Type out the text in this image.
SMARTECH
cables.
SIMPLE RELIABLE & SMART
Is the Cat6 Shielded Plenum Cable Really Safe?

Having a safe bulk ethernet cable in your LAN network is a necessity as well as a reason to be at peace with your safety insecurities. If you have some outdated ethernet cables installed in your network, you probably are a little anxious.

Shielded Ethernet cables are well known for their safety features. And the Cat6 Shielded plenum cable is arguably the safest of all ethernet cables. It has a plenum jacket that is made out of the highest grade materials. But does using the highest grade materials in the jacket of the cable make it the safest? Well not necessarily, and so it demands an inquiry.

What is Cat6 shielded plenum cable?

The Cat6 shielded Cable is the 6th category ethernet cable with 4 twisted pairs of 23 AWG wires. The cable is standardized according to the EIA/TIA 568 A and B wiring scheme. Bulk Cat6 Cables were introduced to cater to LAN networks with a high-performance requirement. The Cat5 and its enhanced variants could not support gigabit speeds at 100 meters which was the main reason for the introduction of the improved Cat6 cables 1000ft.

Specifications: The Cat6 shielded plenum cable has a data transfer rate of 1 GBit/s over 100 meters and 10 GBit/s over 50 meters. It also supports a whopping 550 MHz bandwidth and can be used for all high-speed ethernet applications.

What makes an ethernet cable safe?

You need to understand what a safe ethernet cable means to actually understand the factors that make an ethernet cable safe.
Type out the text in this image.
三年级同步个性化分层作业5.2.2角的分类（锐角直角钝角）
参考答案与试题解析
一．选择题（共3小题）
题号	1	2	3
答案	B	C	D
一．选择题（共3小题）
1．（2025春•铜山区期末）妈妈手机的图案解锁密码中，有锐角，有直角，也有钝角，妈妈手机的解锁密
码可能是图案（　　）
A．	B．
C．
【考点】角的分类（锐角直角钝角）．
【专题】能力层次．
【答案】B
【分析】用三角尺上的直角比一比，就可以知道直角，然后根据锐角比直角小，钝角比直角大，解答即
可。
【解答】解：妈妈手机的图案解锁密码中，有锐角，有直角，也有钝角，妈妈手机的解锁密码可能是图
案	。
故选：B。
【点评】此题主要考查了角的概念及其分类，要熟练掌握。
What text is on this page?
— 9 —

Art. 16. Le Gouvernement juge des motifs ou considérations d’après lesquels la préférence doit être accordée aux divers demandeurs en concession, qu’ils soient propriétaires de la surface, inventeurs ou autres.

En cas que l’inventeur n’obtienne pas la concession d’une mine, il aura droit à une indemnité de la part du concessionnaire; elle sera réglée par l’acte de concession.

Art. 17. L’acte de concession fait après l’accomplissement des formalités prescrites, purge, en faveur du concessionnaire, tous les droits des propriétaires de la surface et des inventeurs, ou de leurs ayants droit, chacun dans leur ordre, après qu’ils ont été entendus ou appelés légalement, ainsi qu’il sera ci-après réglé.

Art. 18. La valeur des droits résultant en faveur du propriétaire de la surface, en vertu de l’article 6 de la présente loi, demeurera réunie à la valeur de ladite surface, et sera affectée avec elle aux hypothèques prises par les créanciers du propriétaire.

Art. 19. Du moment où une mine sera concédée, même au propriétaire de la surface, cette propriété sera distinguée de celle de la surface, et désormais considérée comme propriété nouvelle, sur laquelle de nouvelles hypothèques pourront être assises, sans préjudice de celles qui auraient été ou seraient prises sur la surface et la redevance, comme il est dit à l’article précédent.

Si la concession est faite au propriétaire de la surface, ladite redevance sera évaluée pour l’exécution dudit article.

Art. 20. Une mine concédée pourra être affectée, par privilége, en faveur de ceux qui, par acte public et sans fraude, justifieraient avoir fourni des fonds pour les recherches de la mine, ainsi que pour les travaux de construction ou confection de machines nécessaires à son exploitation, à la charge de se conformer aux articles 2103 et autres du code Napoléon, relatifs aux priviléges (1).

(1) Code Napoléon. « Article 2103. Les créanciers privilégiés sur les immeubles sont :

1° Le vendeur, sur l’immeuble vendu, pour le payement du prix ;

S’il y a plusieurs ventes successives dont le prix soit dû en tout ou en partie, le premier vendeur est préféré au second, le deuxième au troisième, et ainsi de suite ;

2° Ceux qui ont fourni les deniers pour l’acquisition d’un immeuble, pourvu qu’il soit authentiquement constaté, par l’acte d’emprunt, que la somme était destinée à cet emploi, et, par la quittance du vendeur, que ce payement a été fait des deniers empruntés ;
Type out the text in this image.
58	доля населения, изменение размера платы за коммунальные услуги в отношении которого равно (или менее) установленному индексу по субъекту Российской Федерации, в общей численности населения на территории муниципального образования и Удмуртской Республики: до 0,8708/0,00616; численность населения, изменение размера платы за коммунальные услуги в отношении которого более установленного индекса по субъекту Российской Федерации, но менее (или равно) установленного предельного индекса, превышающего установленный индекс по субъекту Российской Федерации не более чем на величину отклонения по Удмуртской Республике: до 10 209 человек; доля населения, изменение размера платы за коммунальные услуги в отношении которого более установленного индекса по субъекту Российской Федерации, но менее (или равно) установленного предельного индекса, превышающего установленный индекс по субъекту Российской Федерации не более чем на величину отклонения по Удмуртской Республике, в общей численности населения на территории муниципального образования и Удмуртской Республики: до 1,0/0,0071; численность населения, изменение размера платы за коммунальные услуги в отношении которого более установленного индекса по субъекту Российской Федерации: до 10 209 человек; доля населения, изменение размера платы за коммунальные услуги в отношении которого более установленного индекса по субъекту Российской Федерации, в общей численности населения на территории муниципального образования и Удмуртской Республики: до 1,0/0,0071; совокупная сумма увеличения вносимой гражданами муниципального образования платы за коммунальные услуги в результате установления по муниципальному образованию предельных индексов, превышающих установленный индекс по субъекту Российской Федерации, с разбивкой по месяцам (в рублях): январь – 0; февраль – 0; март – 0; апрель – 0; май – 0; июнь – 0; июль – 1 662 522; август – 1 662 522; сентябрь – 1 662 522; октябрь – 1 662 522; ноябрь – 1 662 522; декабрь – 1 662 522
+---+
All entries shown above should be printed again exactly.

PROBLEM SOLUTION:
Type out the text in this image.
SMARTECH
cables.
SIMPLE RELIABLE & SMART
Is the Cat6 Shielded Plenum Cable Really Safe?

Having a safe bulk ethernet cable in your LAN network is a necessity as well as a reason to be at peace with your safety insecurities. If you have some outdated ethernet cables installed in your network, you probably are a little anxious.

Shielded Ethernet cables are well known for their safety features. And the Cat6 Shielded plenum cable is arguably the safest of all ethernet cables. It has a plenum jacket that is made out of the highest grade materials. But does using the highest grade materials in the jacket of the cable make it the safest? Well not necessarily, and so it demands an inquiry.

What is Cat6 shielded plenum cable?

The Cat6 shielded Cable is the 6th category ethernet cable with 4 twisted pairs of 23 AWG wires. The cable is standardized according to the EIA/TIA 568 A and B wiring scheme. Bulk Cat6 Cables were introduced to cater to LAN networks with a high-performance requirement. The Cat5 and its enhanced variants could not support gigabit speeds at 100 meters which was the main reason for the introduction of the improved Cat6 cables 1000ft.

Specifications: The Cat6 shielded plenum cable has a data transfer rate of 1 GBit/s over 100 meters and 10 GBit/s over 50 meters. It also supports a whopping 550 MHz bandwidth and can be used for all high-speed ethernet applications.

What makes an ethernet cable safe?

You need to understand what a safe ethernet cable means to actually understand the factors that make an ethernet cable safe.
Type out the text in this image.
三年级同步个性化分层作业5.2.2角的分类（锐角直角钝角）
参考答案与试题解析
一．选择题（共3小题）
题号	1	2	3
答案	B	C	D
一．选择题（共3小题）
1．（2025春•铜山区期末）妈妈手机的图案解锁密码中，有锐角，有直角，也有钝角，妈妈手机的解锁密
码可能是图案（　　）
A．	B．
C．
【考点】角的分类（锐角直角钝角）．
【专题】能力层次．
【答案】B
【分析】用三角尺上的直角比一比，就可以知道直角，然后根据锐角比直角小，钝角比直角大，解答即
可。
【解答】解：妈妈手机的图案解锁密码中，有锐角，有直角，也有钝角，妈妈手机的解锁密码可能是图
案	。
故选：B。
【点评】此题主要考查了角的概念及其分类，要熟练掌握。
What text is on this page?
— 9 —

Art. 16. Le Gouvernement juge des motifs ou considérations d’après lesquels la préférence doit être accordée aux divers demandeurs en concession, qu’ils soient propriétaires de la surface, inventeurs ou autres.

En cas que l’inventeur n’obtienne pas la concession d’une mine, il aura droit à une indemnité de la part du concessionnaire; elle sera réglée par l’acte de concession.

Art. 17. L’acte de concession fait après l’accomplissement des formalités prescrites, purge, en faveur du concessionnaire, tous les droits des propriétaires de la surface et des inventeurs, ou de leurs ayants droit, chacun dans leur ordre, après qu’ils ont été entendus ou appelés légalement, ainsi qu’il sera ci-après réglé.

Art. 18. La valeur des droits résultant en faveur du propriétaire de la surface, en vertu de l’article 6 de la présente loi, demeurera réunie à la valeur de ladite surface, et sera affectée avec elle aux hypothèques prises par les créanciers du propriétaire.

Art. 19. Du moment où une mine sera concédée, même au propriétaire de la surface, cette propriété sera distinguée de celle de la surface, et désormais considérée comme propriété nouvelle, sur laquelle de nouvelles hypothèques pourront être assises, sans préjudice de celles qui auraient été ou seraient prises sur la surface et la redevance, comme il est dit à l’article précédent.

Si la concession est faite au propriétaire de la surface, ladite redevance sera évaluée pour l’exécution dudit article.

Art. 20. Une mine concédée pourra être affectée, par privilége, en faveur de ceux qui, par acte public et sans fraude, justifieraient avoir fourni des fonds pour les recherches de la mine, ainsi que pour les travaux de construction ou confection de machines nécessaires à son exploitation, à la charge de se conformer aux articles 2103 et autres du code Napoléon, relatifs aux priviléges (1).

(1) Code Napoléon. « Article 2103. Les créanciers privilégiés sur les immeubles sont :

1° Le vendeur, sur l’immeuble vendu, pour le payement du prix ;

S’il y a plusieurs ventes successives dont le prix soit dû en tout ou en partie, le premier vendeur est préféré au second, le deuxième au troisième, et ainsi de suite ;

2° Ceux qui ont fourni les deniers pour l’acquisition d’un immeuble, pourvu qu’il soit authentiquement constaté, par l’acte d’emprunt, que la somme était destinée à cet emploi, et, par la quittance du vendeur, que ce payement a été fait des deniers empruntés ;
Type out the text in this image.
58	доля населения, изменение размера платы за коммунальные услуги в отношении которого равно (или менее) установленному индексу по субъекту Российской Федерации, в общей численности населения на территории муниципального образования и Удмуртской Республики: до 0,8708/0,00616; численность населения, изменение размера платы за коммунальные услуги в отношении которого более установленного индекса по субъекту Российской Федерации, но менее (или равно) установленного предельного индекса, превышающего установленный индекс по субъекту Российской Федерации не более чем на величину отклонения по Удмуртской Республике: до 10 209 человек; доля населения, изменение размера платы за коммунальные услуги в отношении которого более установленного индекса по субъекту Российской Федерации, но менее (или равно) установленного предельного индекса, превышающего установленный индекс по субъекту Российской Федерации не более чем на величину отклонения по Удмуртской Республике, в общей численности населения на территории муниципального образования и Удмуртской Республики: до 1,0/0,0071; численность населения, изменение размера платы за коммунальные услуги в отношении которого более установленного индекса по субъекту Российской Федерации: до 10 209 человек; доля населения, изменение размера платы за коммунальные услуги в отношении которого более установленного индекса по субъекту Российской Федерации, в общей численности населения на территории муниципального образования и Удмуртской Республики: до 1,0/0,0071; совокупная сумма увеличения вносимой гражданами муниципального образования платы за коммунальные услуги в результате установления по муниципальному образованию предельных индексов, превышающих установленный индекс по субъекту Российской Федерации, с разбивкой по месяцам (в рублях): январь – 0; февраль – 0; март – 0; апрель – 0; май – 0; июнь – 0; июль – 1 662 522; август – 1 662 522; сентябрь – 1 662 522; октябрь – 1 662 522; ноябрь – 1 662 522; декабрь – 1 662 522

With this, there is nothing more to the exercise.